» **RECORD LIST**:
==============================
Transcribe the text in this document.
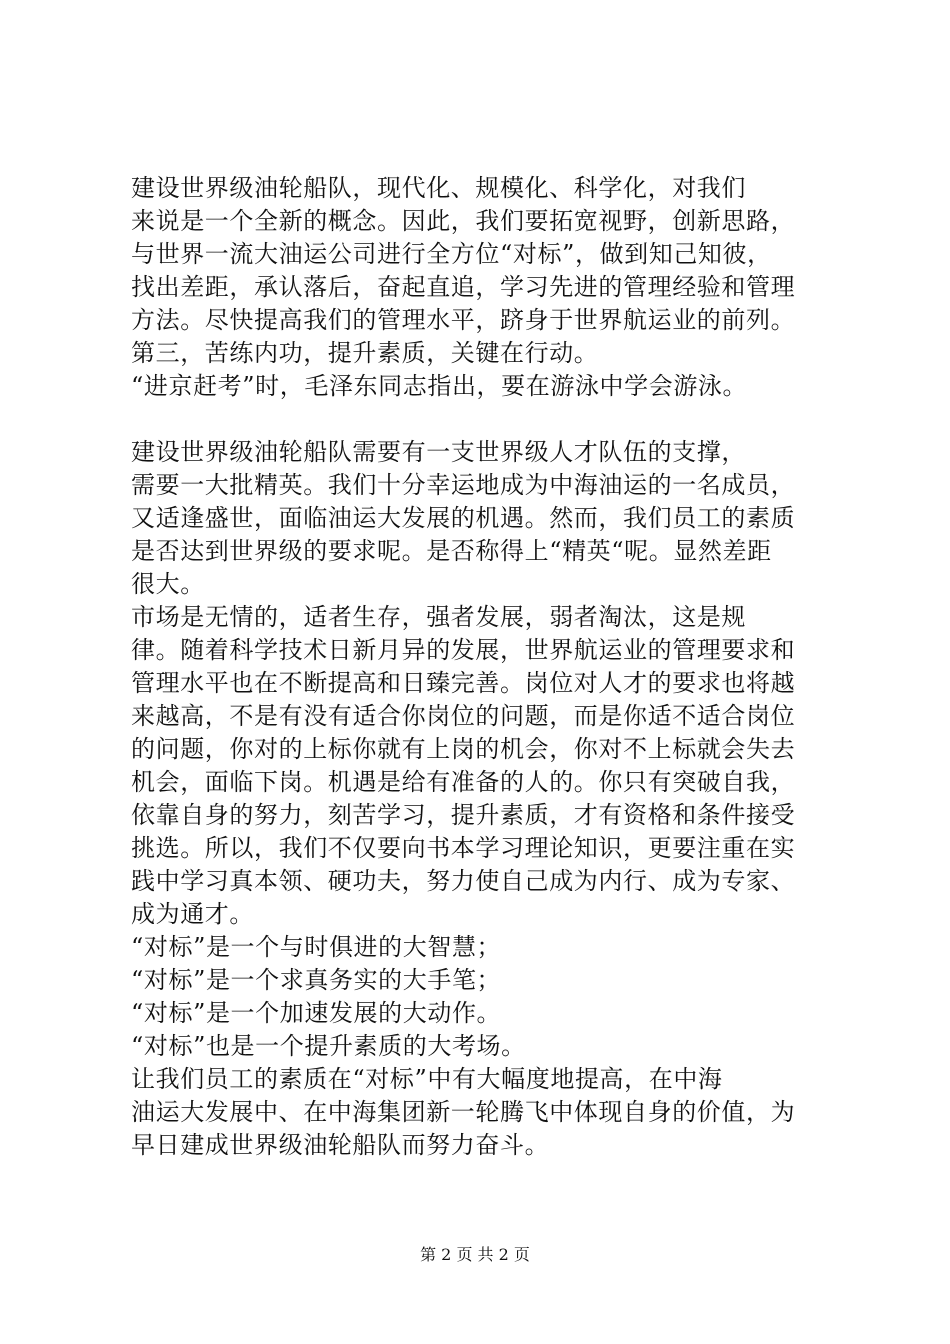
建设世界级油轮船队，现代化、规模化、科学化，对我们
来说是一个全新的概念。因此，我们要拓宽视野，创新思路，
与世界一流大油运公司进行全方位“对标”，做到知己知彼，
找出差距，承认落后，奋起直追，学习先进的管理经验和管理
方法。尽快提高我们的管理水平，跻身于世界航运业的前列。
第三，苦练内功，提升素质，关键在行动。
“进京赶考”时，毛泽东同志指出，要在游泳中学会游泳。
建设世界级油轮船队需要有一支世界级人才队伍的支撑，
需要一大批精英。我们十分幸运地成为中海油运的一名成员，
又适逢盛世，面临油运大发展的机遇。然而，我们员工的素质
是否达到世界级的要求呢。是否称得上“精英“呢。显然差距
很大。
市场是无情的，适者生存，强者发展，弱者淘汰，这是规
律。随着科学技术日新月异的发展，世界航运业的管理要求和
管理水平也在不断提高和日臻完善。岗位对人才的要求也将越
来越高，不是有没有适合你岗位的问题，而是你适不适合岗位
的问题，你对的上标你就有上岗的机会，你对不上标就会失去
机会，面临下岗。机遇是给有准备的人的。你只有突破自我，
依靠自身的努力，刻苦学习，提升素质，才有资格和条件接受
挑选。所以，我们不仅要向书本学习理论知识，更要注重在实
践中学习真本领、硬功夫，努力使自己成为内行、成为专家、
成为通才。
“对标”是一个与时俱进的大智慧；
“对标”是一个求真务实的大手笔；
“对标”是一个加速发展的大动作。
“对标”也是一个提升素质的大考场。
让我们员工的素质在“对标”中有大幅度地提高，在中海
油运大发展中、在中海集团新一轮腾飞中体现自身的价值，为
早日建成世界级油轮船队而努力奋斗。
第 2 页 共 2 页
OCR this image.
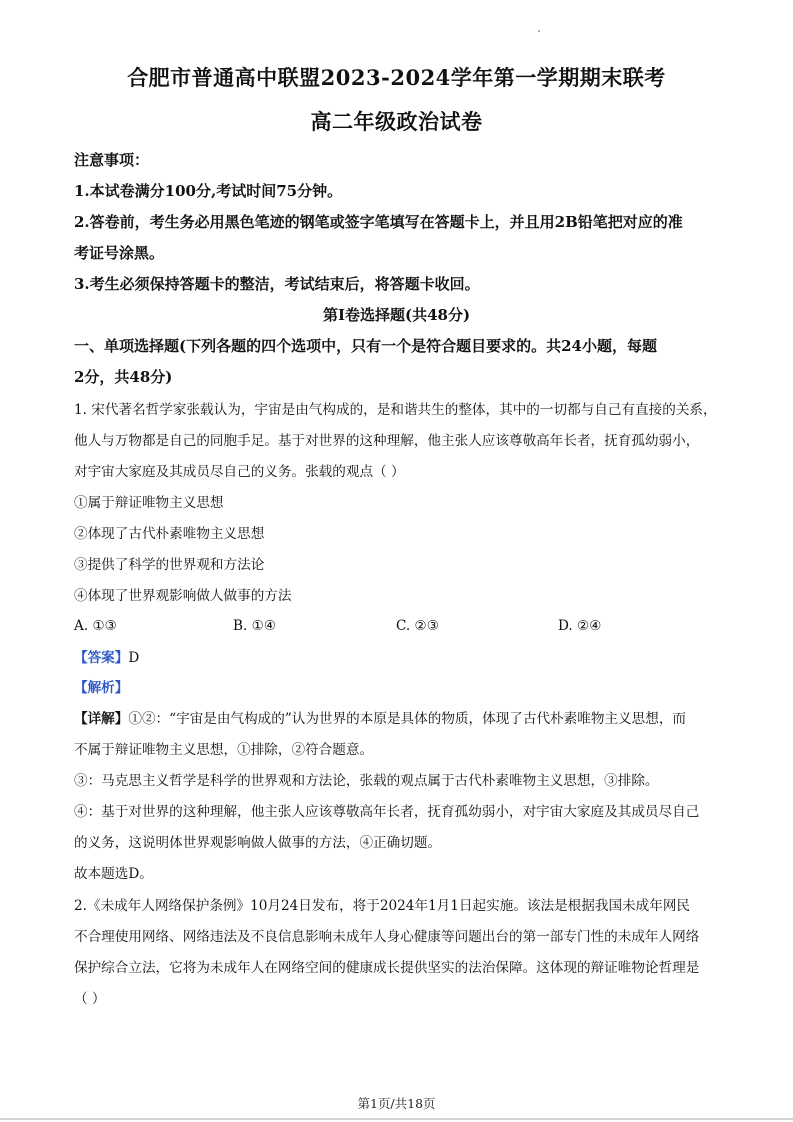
合肥市普通高中联盟2023-2024学年第一学期期末联考
高二年级政治试卷
注意事项：
1.本试卷满分100分,考试时间75分钟。
2.答卷前，考生务必用黑色笔迹的钢笔或签字笔填写在答题卡上，并且用2B铅笔把对应的准
考证号涂黑。
3.考生必须保持答题卡的整洁，考试结束后，将答题卡收回。
第Ⅰ卷选择题(共48分)
一、单项选择题(下列各题的四个选项中，只有一个是符合题目要求的。共24小题，每题
2分，共48分)
1. 宋代著名哲学家张载认为，宇宙是由气构成的，是和谐共生的整体，其中的一切都与自己有直接的关系，
他人与万物都是自己的同胞手足。基于对世界的这种理解，他主张人应该尊敬高年长者，抚育孤幼弱小，
对宇宙大家庭及其成员尽自己的义务。张载的观点（ ）
①属于辩证唯物主义思想
②体现了古代朴素唯物主义思想
③提供了科学的世界观和方法论
④体现了世界观影响做人做事的方法
A. ①③	B. ①④	C. ②③	D. ②④
【答案】D
【解析】
【详解】①②：“宇宙是由气构成的”认为世界的本原是具体的物质，体现了古代朴素唯物主义思想，而
不属于辩证唯物主义思想，①排除，②符合题意。
③：马克思主义哲学是科学的世界观和方法论，张载的观点属于古代朴素唯物主义思想，③排除。
④：基于对世界的这种理解，他主张人应该尊敬高年长者，抚育孤幼弱小，对宇宙大家庭及其成员尽自己
的义务，这说明体世界观影响做人做事的方法，④正确切题。
故本题选D。
2.《未成年人网络保护条例》10月24日发布，将于2024年1月1日起实施。该法是根据我国未成年网民
不合理使用网络、网络违法及不良信息影响未成年人身心健康等问题出台的第一部专门性的未成年人网络
保护综合立法，它将为未成年人在网络空间的健康成长提供坚实的法治保障。这体现的辩证唯物论哲理是
（ ）
第1页/共18页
==============================
Exactly reproduce each record, leaving out any pictures.

» **EXERCISE RESULT**:
Transcribe the text in this document.
建设世界级油轮船队，现代化、规模化、科学化，对我们
来说是一个全新的概念。因此，我们要拓宽视野，创新思路，
与世界一流大油运公司进行全方位“对标”，做到知己知彼，
找出差距，承认落后，奋起直追，学习先进的管理经验和管理
方法。尽快提高我们的管理水平，跻身于世界航运业的前列。
第三，苦练内功，提升素质，关键在行动。
“进京赶考”时，毛泽东同志指出，要在游泳中学会游泳。
建设世界级油轮船队需要有一支世界级人才队伍的支撑，
需要一大批精英。我们十分幸运地成为中海油运的一名成员，
又适逢盛世，面临油运大发展的机遇。然而，我们员工的素质
是否达到世界级的要求呢。是否称得上“精英“呢。显然差距
很大。
市场是无情的，适者生存，强者发展，弱者淘汰，这是规
律。随着科学技术日新月异的发展，世界航运业的管理要求和
管理水平也在不断提高和日臻完善。岗位对人才的要求也将越
来越高，不是有没有适合你岗位的问题，而是你适不适合岗位
的问题，你对的上标你就有上岗的机会，你对不上标就会失去
机会，面临下岗。机遇是给有准备的人的。你只有突破自我，
依靠自身的努力，刻苦学习，提升素质，才有资格和条件接受
挑选。所以，我们不仅要向书本学习理论知识，更要注重在实
践中学习真本领、硬功夫，努力使自己成为内行、成为专家、
成为通才。
“对标”是一个与时俱进的大智慧；
“对标”是一个求真务实的大手笔；
“对标”是一个加速发展的大动作。
“对标”也是一个提升素质的大考场。
让我们员工的素质在“对标”中有大幅度地提高，在中海
油运大发展中、在中海集团新一轮腾飞中体现自身的价值，为
早日建成世界级油轮船队而努力奋斗。
第 2 页 共 2 页
OCR this image.
合肥市普通高中联盟2023-2024学年第一学期期末联考
高二年级政治试卷
注意事项：
1.本试卷满分100分,考试时间75分钟。
2.答卷前，考生务必用黑色笔迹的钢笔或签字笔填写在答题卡上，并且用2B铅笔把对应的准
考证号涂黑。
3.考生必须保持答题卡的整洁，考试结束后，将答题卡收回。
第Ⅰ卷选择题(共48分)
一、单项选择题(下列各题的四个选项中，只有一个是符合题目要求的。共24小题，每题
2分，共48分)
1. 宋代著名哲学家张载认为，宇宙是由气构成的，是和谐共生的整体，其中的一切都与自己有直接的关系，
他人与万物都是自己的同胞手足。基于对世界的这种理解，他主张人应该尊敬高年长者，抚育孤幼弱小，
对宇宙大家庭及其成员尽自己的义务。张载的观点（ ）
①属于辩证唯物主义思想
②体现了古代朴素唯物主义思想
③提供了科学的世界观和方法论
④体现了世界观影响做人做事的方法
A. ①③	B. ①④	C. ②③	D. ②④
【答案】D
【解析】
【详解】①②：“宇宙是由气构成的”认为世界的本原是具体的物质，体现了古代朴素唯物主义思想，而
不属于辩证唯物主义思想，①排除，②符合题意。
③：马克思主义哲学是科学的世界观和方法论，张载的观点属于古代朴素唯物主义思想，③排除。
④：基于对世界的这种理解，他主张人应该尊敬高年长者，抚育孤幼弱小，对宇宙大家庭及其成员尽自己
的义务，这说明体世界观影响做人做事的方法，④正确切题。
故本题选D。
2.《未成年人网络保护条例》10月24日发布，将于2024年1月1日起实施。该法是根据我国未成年网民
不合理使用网络、网络违法及不良信息影响未成年人身心健康等问题出台的第一部专门性的未成年人网络
保护综合立法，它将为未成年人在网络空间的健康成长提供坚实的法治保障。这体现的辩证唯物论哲理是
（ ）
第1页/共18页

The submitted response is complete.